● **Problem details**: Lines containing the string "title" are to be counted; report the total by itself.

● **Extracted records**:
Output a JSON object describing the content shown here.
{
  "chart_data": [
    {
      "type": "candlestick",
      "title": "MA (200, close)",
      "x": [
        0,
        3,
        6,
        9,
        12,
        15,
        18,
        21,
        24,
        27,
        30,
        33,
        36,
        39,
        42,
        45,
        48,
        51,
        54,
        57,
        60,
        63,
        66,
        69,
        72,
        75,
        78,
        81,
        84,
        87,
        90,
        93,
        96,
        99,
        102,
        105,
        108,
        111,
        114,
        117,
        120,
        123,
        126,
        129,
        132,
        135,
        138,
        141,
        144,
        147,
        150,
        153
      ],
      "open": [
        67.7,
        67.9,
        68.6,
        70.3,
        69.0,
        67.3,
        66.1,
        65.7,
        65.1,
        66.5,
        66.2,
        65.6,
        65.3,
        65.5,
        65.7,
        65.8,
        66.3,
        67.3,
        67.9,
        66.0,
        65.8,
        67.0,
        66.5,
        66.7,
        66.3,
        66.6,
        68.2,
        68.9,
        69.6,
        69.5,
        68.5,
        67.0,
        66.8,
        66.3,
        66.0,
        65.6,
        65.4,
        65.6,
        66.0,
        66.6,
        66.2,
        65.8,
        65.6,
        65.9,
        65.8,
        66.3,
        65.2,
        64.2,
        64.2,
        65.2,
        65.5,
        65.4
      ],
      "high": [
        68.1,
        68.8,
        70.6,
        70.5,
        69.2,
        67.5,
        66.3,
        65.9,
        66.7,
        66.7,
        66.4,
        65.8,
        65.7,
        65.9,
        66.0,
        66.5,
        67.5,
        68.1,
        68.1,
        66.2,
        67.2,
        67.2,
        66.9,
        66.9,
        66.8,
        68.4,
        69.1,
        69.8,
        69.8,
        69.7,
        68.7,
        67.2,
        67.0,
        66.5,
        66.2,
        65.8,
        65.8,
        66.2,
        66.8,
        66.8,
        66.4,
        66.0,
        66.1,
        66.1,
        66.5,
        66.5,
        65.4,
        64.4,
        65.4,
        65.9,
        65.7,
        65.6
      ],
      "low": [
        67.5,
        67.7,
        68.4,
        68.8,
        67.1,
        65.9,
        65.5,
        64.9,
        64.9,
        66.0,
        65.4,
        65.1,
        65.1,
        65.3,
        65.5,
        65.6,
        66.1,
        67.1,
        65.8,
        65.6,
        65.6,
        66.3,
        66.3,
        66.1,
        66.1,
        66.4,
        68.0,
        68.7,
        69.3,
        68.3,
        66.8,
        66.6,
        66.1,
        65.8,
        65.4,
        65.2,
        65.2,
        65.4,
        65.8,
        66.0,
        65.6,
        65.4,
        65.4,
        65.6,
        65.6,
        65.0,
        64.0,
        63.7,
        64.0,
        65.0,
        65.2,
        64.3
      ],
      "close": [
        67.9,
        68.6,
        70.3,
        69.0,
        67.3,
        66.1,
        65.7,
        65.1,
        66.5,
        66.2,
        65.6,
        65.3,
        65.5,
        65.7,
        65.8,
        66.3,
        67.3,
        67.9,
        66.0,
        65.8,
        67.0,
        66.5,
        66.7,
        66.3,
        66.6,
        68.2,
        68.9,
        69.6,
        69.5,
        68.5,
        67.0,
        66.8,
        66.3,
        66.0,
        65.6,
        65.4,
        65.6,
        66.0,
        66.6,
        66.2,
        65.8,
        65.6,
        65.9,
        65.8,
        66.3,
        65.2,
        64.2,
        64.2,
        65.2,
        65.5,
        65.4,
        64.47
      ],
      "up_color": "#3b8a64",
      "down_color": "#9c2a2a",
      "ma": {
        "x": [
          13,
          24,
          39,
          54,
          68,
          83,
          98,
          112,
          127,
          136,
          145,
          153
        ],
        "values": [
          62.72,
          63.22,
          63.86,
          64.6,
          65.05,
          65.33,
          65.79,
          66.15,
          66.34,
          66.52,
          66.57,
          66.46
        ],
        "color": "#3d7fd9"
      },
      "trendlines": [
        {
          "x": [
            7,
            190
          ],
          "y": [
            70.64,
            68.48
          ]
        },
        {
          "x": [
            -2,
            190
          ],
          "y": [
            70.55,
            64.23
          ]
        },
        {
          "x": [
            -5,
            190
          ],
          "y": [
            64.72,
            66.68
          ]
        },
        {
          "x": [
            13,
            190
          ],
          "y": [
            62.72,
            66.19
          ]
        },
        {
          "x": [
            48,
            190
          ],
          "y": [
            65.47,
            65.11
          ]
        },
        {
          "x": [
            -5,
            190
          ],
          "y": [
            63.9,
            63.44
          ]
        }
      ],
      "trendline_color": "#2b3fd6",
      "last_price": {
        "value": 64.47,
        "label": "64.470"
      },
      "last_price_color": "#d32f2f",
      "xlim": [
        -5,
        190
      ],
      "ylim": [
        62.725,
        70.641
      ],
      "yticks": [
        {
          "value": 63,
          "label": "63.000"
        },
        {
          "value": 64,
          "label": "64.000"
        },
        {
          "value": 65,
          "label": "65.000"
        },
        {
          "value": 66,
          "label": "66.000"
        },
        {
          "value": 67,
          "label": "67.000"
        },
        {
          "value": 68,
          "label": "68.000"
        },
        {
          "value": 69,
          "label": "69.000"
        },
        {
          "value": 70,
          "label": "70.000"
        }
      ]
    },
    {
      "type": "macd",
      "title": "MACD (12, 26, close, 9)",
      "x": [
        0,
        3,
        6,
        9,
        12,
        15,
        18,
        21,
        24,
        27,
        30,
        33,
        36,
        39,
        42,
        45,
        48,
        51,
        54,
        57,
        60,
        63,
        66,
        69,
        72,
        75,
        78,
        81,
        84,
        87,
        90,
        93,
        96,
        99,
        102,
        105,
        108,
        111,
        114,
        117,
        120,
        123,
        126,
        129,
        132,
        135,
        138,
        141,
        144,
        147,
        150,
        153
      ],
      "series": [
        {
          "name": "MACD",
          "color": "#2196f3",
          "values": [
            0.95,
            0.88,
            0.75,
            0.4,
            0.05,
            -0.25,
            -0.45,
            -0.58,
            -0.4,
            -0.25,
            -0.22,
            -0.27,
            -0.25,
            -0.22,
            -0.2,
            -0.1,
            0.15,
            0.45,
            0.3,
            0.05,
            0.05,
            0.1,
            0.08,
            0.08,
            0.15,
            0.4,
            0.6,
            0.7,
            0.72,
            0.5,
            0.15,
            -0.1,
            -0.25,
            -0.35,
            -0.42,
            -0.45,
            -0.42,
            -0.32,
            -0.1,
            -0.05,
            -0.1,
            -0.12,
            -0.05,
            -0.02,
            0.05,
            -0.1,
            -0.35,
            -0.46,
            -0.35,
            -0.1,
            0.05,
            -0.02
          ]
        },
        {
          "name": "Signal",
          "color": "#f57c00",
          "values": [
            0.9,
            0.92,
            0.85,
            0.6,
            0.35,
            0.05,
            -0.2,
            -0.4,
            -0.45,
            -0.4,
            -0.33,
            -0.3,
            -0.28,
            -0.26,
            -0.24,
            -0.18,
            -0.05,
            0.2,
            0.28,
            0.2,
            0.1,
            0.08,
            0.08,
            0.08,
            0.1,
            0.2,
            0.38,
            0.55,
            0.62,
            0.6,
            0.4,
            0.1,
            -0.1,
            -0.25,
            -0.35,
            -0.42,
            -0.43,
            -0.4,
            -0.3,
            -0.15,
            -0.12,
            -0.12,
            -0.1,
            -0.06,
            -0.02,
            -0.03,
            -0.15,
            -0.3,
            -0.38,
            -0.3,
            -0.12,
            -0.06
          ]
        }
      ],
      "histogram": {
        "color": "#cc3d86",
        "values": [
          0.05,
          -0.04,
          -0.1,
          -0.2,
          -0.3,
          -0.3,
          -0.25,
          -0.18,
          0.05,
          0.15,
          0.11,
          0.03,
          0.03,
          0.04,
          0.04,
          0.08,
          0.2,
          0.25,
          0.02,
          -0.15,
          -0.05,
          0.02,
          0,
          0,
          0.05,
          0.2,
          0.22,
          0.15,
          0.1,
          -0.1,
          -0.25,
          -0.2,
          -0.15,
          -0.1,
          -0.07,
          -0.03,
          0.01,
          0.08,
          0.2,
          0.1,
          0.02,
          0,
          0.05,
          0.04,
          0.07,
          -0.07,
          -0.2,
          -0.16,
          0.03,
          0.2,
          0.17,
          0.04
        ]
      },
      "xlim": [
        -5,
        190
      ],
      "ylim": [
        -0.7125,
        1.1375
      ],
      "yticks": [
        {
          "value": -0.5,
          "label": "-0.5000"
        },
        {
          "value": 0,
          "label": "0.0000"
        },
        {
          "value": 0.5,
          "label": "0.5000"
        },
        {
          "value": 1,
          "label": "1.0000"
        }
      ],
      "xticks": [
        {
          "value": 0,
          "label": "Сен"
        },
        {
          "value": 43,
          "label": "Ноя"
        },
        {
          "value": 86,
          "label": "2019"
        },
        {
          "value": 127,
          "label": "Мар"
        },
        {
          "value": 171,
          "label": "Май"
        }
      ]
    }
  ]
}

● **Solution for this problem**: 2